Description of the task - Select every line holding the word "document" and copy it.

Data listing -

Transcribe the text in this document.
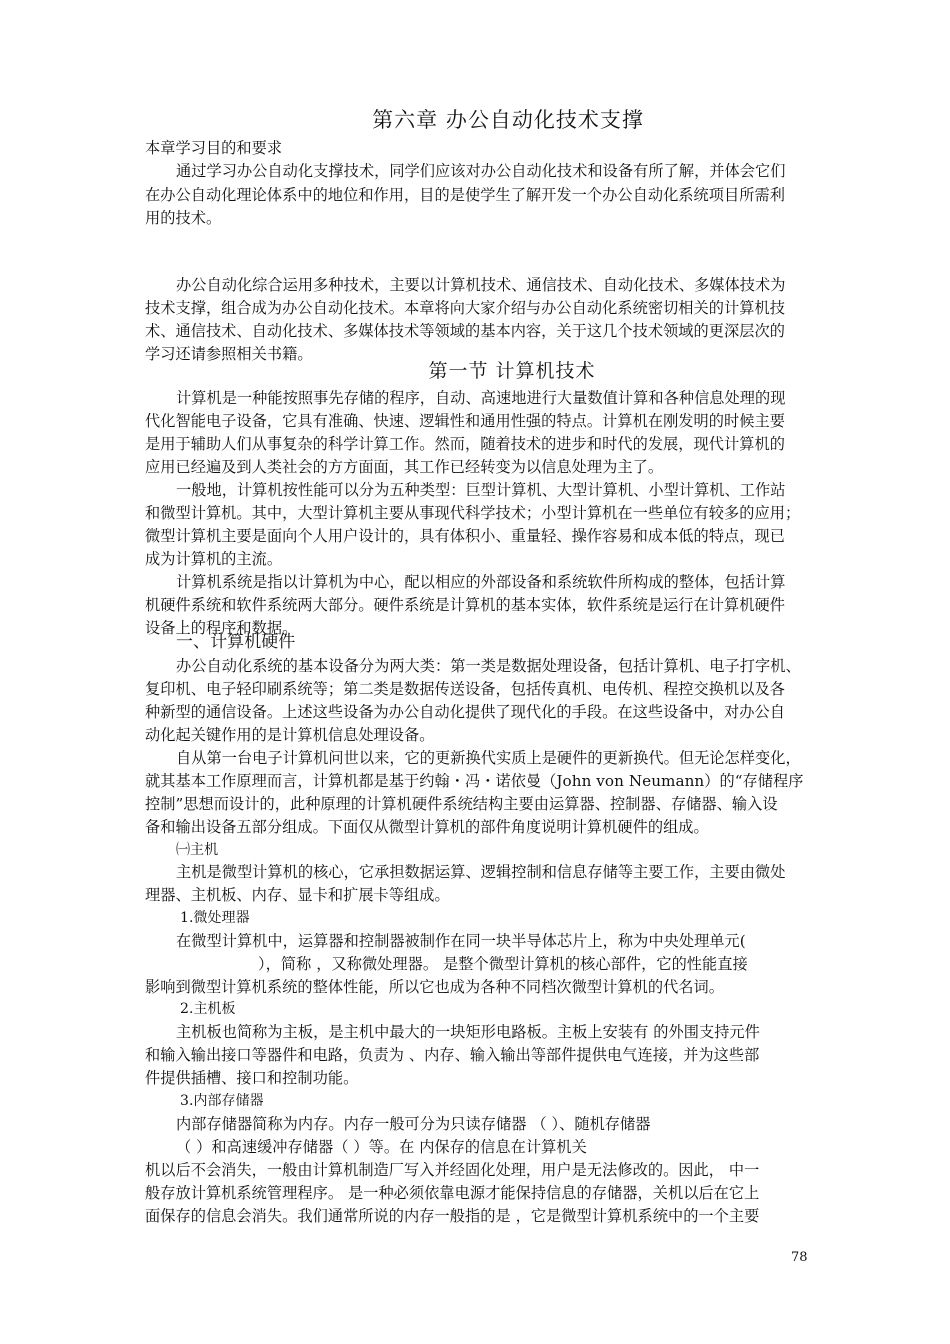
第六章 办公自动化技术支撑
本章学习目的和要求
通过学习办公自动化支撑技术，同学们应该对办公自动化技术和设备有所了解，并体会它们
在办公自动化理论体系中的地位和作用，目的是使学生了解开发一个办公自动化系统项目所需利
用的技术。
办公自动化综合运用多种技术，主要以计算机技术、通信技术、自动化技术、多媒体技术为
技术支撑，组合成为办公自动化技术。本章将向大家介绍与办公自动化系统密切相关的计算机技
术、通信技术、自动化技术、多媒体技术等领域的基本内容，关于这几个技术领域的更深层次的
学习还请参照相关书籍。
第一节 计算机技术
计算机是一种能按照事先存储的程序，自动、高速地进行大量数值计算和各种信息处理的现
代化智能电子设备，它具有准确、快速、逻辑性和通用性强的特点。计算机在刚发明的时候主要
是用于辅助人们从事复杂的科学计算工作。然而，随着技术的进步和时代的发展，现代计算机的
应用已经遍及到人类社会的方方面面，其工作已经转变为以信息处理为主了。
一般地，计算机按性能可以分为五种类型：巨型计算机、大型计算机、小型计算机、工作站
和微型计算机。其中，大型计算机主要从事现代科学技术；小型计算机在一些单位有较多的应用；
微型计算机主要是面向个人用户设计的，具有体积小、重量轻、操作容易和成本低的特点，现已
成为计算机的主流。
计算机系统是指以计算机为中心，配以相应的外部设备和系统软件所构成的整体，包括计算
机硬件系统和软件系统两大部分。硬件系统是计算机的基本实体，软件系统是运行在计算机硬件
设备上的程序和数据。
一、计算机硬件
办公自动化系统的基本设备分为两大类：第一类是数据处理设备，包括计算机、电子打字机、
复印机、电子轻印刷系统等；第二类是数据传送设备，包括传真机、电传机、程控交换机以及各
种新型的通信设备。上述这些设备为办公自动化提供了现代化的手段。在这些设备中，对办公自
动化起关键作用的是计算机信息处理设备。
自从第一台电子计算机问世以来，它的更新换代实质上是硬件的更新换代。但无论怎样变化，
就其基本工作原理而言，计算机都是基于约翰・冯・诺依曼（John von Neumann）的“存储程序
控制”思想而设计的，此种原理的计算机硬件系统结构主要由运算器、控制器、存储器、输入设
备和输出设备五部分组成。下面仅从微型计算机的部件角度说明计算机硬件的组成。
㈠主机
主机是微型计算机的核心，它承担数据运算、逻辑控制和信息存储等主要工作，主要由微处
理器、主机板、内存、显卡和扩展卡等组成。
1.微处理器
在微型计算机中，运算器和控制器被制作在同一块半导体芯片上，称为中央处理单元(
），简称 ，又称微处理器。 是整个微型计算机的核心部件，它的性能直接
影响到微型计算机系统的整体性能，所以它也成为各种不同档次微型计算机的代名词。
2.主机板
主机板也简称为主板，是主机中最大的一块矩形电路板。主板上安装有 的外围支持元件
和输入输出接口等器件和电路，负责为 、内存、输入输出等部件提供电气连接，并为这些部
件提供插槽、接口和控制功能。
3.内部存储器
内部存储器简称为内存。内存一般可分为只读存储器 （ ）、随机存储器
（ ）和高速缓冲存储器（ ）等。在 内保存的信息在计算机关
机以后不会消失，一般由计算机制造厂写入并经固化处理，用户是无法修改的。因此， 中一
般存放计算机系统管理程序。 是一种必须依靠电源才能保持信息的存储器，关机以后在它上
面保存的信息会消失。我们通常所说的内存一般指的是 ，它是微型计算机系统中的一个主要
78
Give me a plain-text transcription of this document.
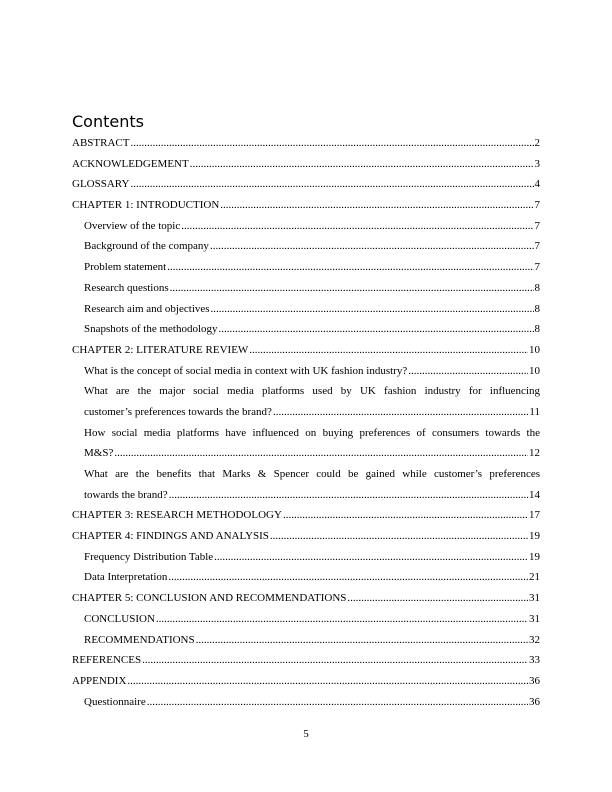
Contents
ABSTRACT .....	2
ACKNOWLEDGEMENT .....	3
GLOSSARY .....	4
CHAPTER 1: INTRODUCTION .....	7
Overview of the topic .....	7
Background of the company .....	7
Problem statement .....	7
Research questions .....	8
Research aim and objectives .....	8
Snapshots of the methodology .....	8
CHAPTER 2: LITERATURE REVIEW .....	10
What is the concept of social media in context with UK fashion industry? .....	10
What are the major social media platforms used by UK fashion industry for influencing
customer’s preferences towards the brand? .....	11
How social media platforms have influenced on buying preferences of consumers towards the
M&S? .....	12
What are the benefits that Marks & Spencer could be gained while customer’s preferences
towards the brand? .....	14
CHAPTER 3: RESEARCH METHODOLOGY .....	17
CHAPTER 4: FINDINGS AND ANALYSIS .....	19
Frequency Distribution Table .....	19
Data Interpretation .....	21
CHAPTER 5: CONCLUSION AND RECOMMENDATIONS .....	31
CONCLUSION .....	31
RECOMMENDATIONS .....	32
REFERENCES .....	33
APPENDIX .....	36
Questionnaire .....	36
5
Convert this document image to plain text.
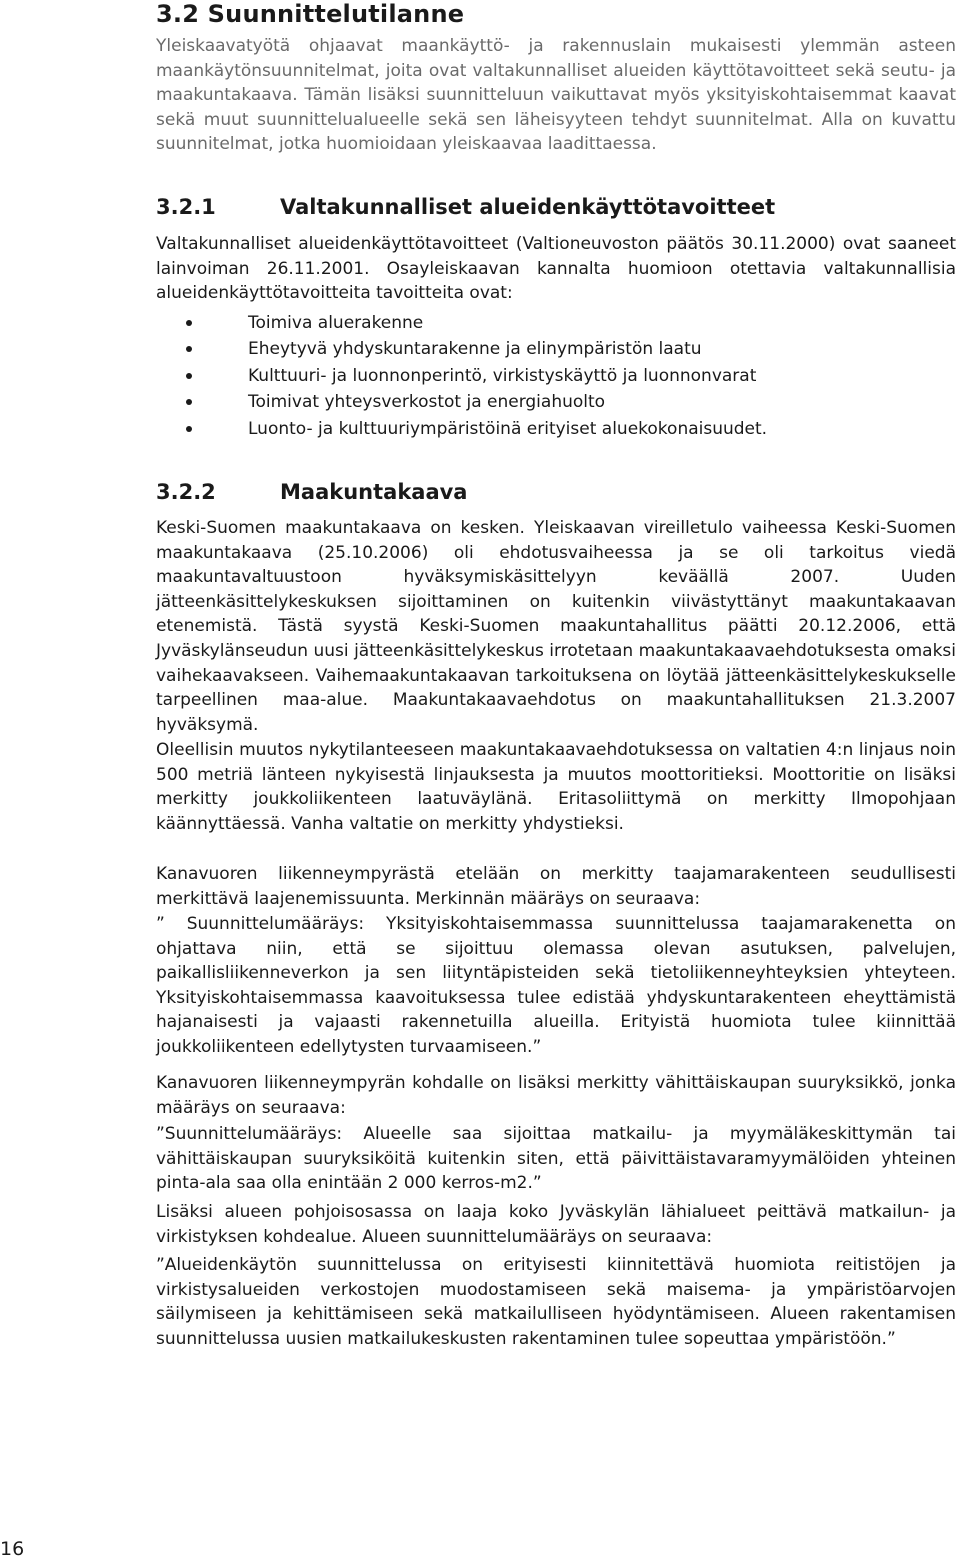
3.2 Suunnittelutilanne

Yleiskaavatyötä ohjaavat maankäyttö- ja rakennuslain mukaisesti ylemmän asteen maankäytönsuunnitelmat, joita ovat valtakunnalliset alueiden käyttötavoitteet sekä seutu- ja maakuntakaava. Tämän lisäksi suunnitteluun vaikuttavat myös yksityiskohtaisemmat kaavat sekä muut suunnittelualueelle sekä sen läheisyyteen tehdyt suunnitelmat. Alla on kuvattu suunnitelmat, jotka huomioidaan yleiskaavaa laadittaessa.

3.2.1	Valtakunnalliset alueidenkäyttötavoitteet

Valtakunnalliset alueidenkäyttötavoitteet (Valtioneuvoston päätös 30.11.2000) ovat saaneet lainvoiman 26.11.2001. Osayleiskaavan kannalta huomioon otettavia valtakunnallisia alueidenkäyttötavoitteita tavoitteita ovat:

Toimiva aluerakenne
Eheytyvä yhdyskuntarakenne ja elinympäristön laatu
Kulttuuri- ja luonnonperintö, virkistyskäyttö ja luonnonvarat
Toimivat yhteysverkostot ja energiahuolto
Luonto- ja kulttuuriympäristöinä erityiset aluekokonaisuudet.
3.2.2	Maakuntakaava

Keski-Suomen maakuntakaava on kesken. Yleiskaavan vireilletulo vaiheessa Keski-Suomen maakuntakaava (25.10.2006) oli ehdotusvaiheessa ja se oli tarkoitus viedä maakuntavaltuustoon hyväksymiskäsittelyyn keväällä 2007. Uuden jätteenkäsittelykeskuksen sijoittaminen on kuitenkin viivästyttänyt maakuntakaavan etenemistä. Tästä syystä Keski-Suomen maakuntahallitus päätti 20.12.2006, että Jyväskylänseudun uusi jätteenkäsittelykeskus irrotetaan maakuntakaavaehdotuksesta omaksi vaihekaavakseen. Vaihemaakuntakaavan tarkoituksena on löytää jätteenkäsittelykeskukselle tarpeellinen maa-alue. Maakuntakaavaehdotus on maakuntahallituksen 21.3.2007 hyväksymä.

Oleellisin muutos nykytilanteeseen maakuntakaavaehdotuksessa on valtatien 4:n linjaus noin 500 metriä länteen nykyisestä linjauksesta ja muutos moottoritieksi. Moottoritie on lisäksi merkitty joukkoliikenteen laatuväylänä. Eritasoliittymä on merkitty Ilmopohjaan käännyttäessä. Vanha valtatie on merkitty yhdystieksi.

Kanavuoren liikenneympyrästä etelään on merkitty taajamarakenteen seudullisesti merkittävä laajenemissuunta. Merkinnän määräys on seuraava:

” Suunnittelumääräys: Yksityiskohtaisemmassa suunnittelussa taajamarakenetta on ohjattava niin, että se sijoittuu olemassa olevan asutuksen, palvelujen, paikallisliikenneverkon ja sen liityntäpisteiden sekä tietoliikenneyhteyksien yhteyteen. Yksityiskohtaisemmassa kaavoituksessa tulee edistää yhdyskuntarakenteen eheyttämistä hajanaisesti ja vajaasti rakennetuilla alueilla. Erityistä huomiota tulee kiinnittää joukkoliikenteen edellytysten turvaamiseen.”

Kanavuoren liikenneympyrän kohdalle on lisäksi merkitty vähittäiskaupan suuryksikkö, jonka määräys on seuraava:

”Suunnittelumääräys: Alueelle saa sijoittaa matkailu- ja myymäläkeskittymän tai vähittäiskaupan suuryksiköitä kuitenkin siten, että päivittäistavaramyymälöiden yhteinen pinta-ala saa olla enintään 2 000 kerros-m2.”

Lisäksi alueen pohjoisosassa on laaja koko Jyväskylän lähialueet peittävä matkailun- ja virkistyksen kohdealue. Alueen suunnittelumääräys on seuraava:

”Alueidenkäytön suunnittelussa on erityisesti kiinnitettävä huomiota reitistöjen ja virkistysalueiden verkostojen muodostamiseen sekä maisema- ja ympäristöarvojen säilymiseen ja kehittämiseen sekä matkailulliseen hyödyntämiseen. Alueen rakentamisen suunnittelussa uusien matkailukeskusten rakentaminen tulee sopeuttaa ympäristöön.”

16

Output for this exercise -
Transcribe the text in this document.
Give me a plain-text transcription of this document.
Convert this document image to plain text.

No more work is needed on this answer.